A run of records:
══════

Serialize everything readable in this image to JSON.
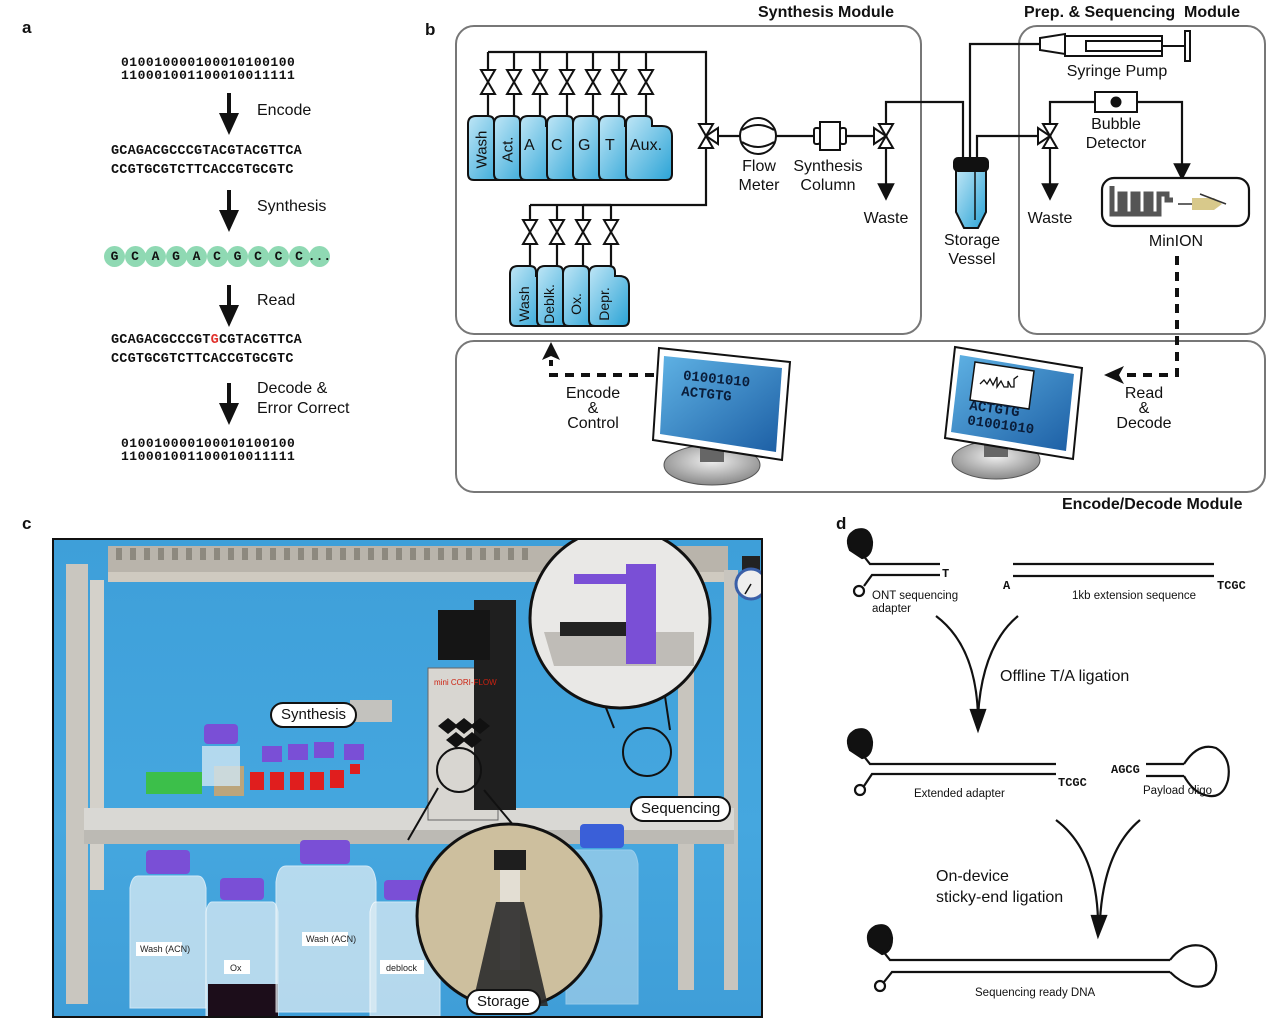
{
  "panels": {
    "a": "a",
    "b": "b",
    "c": "c",
    "d": "d"
  },
  "panel_a": {
    "input_binary": [
      "010010000100010100100",
      "110001001100010011111"
    ],
    "steps": [
      "Encode",
      "Synthesis",
      "Read",
      "Decode & Error Correct"
    ],
    "decode_label_lines": [
      "Decode &",
      "Error Correct"
    ],
    "encoded_seq": [
      "GCAGACGCCCGTACGTACGTTCA",
      "CCGTGCGTCTTCACCGTGCGTC"
    ],
    "synth_beads": [
      "G",
      "C",
      "A",
      "G",
      "A",
      "C",
      "G",
      "C",
      "C",
      "C",
      "..."
    ],
    "read_seq_line1": {
      "before": "GCAGACGCCCGT",
      "error": "G",
      "after": "CGTACGTTCA"
    },
    "read_seq_line2": "CCGTGCGTCTTCACCGTGCGTC",
    "output_binary": [
      "010010000100010100100",
      "110001001100010011111"
    ],
    "error_color": "#e0302b",
    "bead_color": "#8fd9b3"
  },
  "panel_b": {
    "modules": {
      "synthesis": "Synthesis Module",
      "prep": "Prep. & Sequencing  Module",
      "encode_decode": "Encode/Decode Module"
    },
    "top_reagents": [
      "Wash",
      "Act.",
      "A",
      "C",
      "G",
      "T",
      "Aux."
    ],
    "bottom_reagents": [
      "Wash",
      "Deblk.",
      "Ox.",
      "Depr."
    ],
    "components": {
      "flow_meter": [
        "Flow",
        "Meter"
      ],
      "synthesis_column": [
        "Synthesis",
        "Column"
      ],
      "waste": "Waste",
      "storage_vessel": [
        "Storage",
        "Vessel"
      ],
      "syringe_pump": "Syringe Pump",
      "bubble_detector": [
        "Bubble",
        "Detector"
      ],
      "waste2": "Waste",
      "minion": "MinION"
    },
    "encode_control": [
      "Encode",
      "&",
      "Control"
    ],
    "read_decode": [
      "Read",
      "&",
      "Decode"
    ],
    "monitor_left": [
      "01001010",
      "ACTGTG"
    ],
    "monitor_right": [
      "ACTGTG",
      "01001010"
    ],
    "reagent_color": "#3fb0dc",
    "screen_color": "#2a74b8"
  },
  "panel_c": {
    "callouts": {
      "synthesis": "Synthesis",
      "sequencing": "Sequencing",
      "storage": "Storage"
    },
    "bottle_labels": [
      "Wash (ACN)",
      "Ox",
      "Wash (ACN)",
      "deblock"
    ],
    "device_label": "mini CORI-FLOW",
    "background_color": "#42a3dc",
    "cap_color": "#7a4fd6"
  },
  "panel_d": {
    "adapter_overhang": "T",
    "adapter_label": [
      "ONT sequencing",
      "adapter"
    ],
    "extension_left": "A",
    "extension_right": "TCGC",
    "extension_label": "1kb extension sequence",
    "step1": "Offline T/A ligation",
    "extended_label": "Extended adapter",
    "extended_overhang": "TCGC",
    "payload_overhang": "AGCG",
    "payload_label": "Payload oligo",
    "step2": [
      "On-device",
      "sticky-end ligation"
    ],
    "final_label": "Sequencing ready DNA"
  }
}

══════

> _Stated task_: Tally the lines that hold the string "Correct" and state the total, nothing more.

> _Exercise result_: 2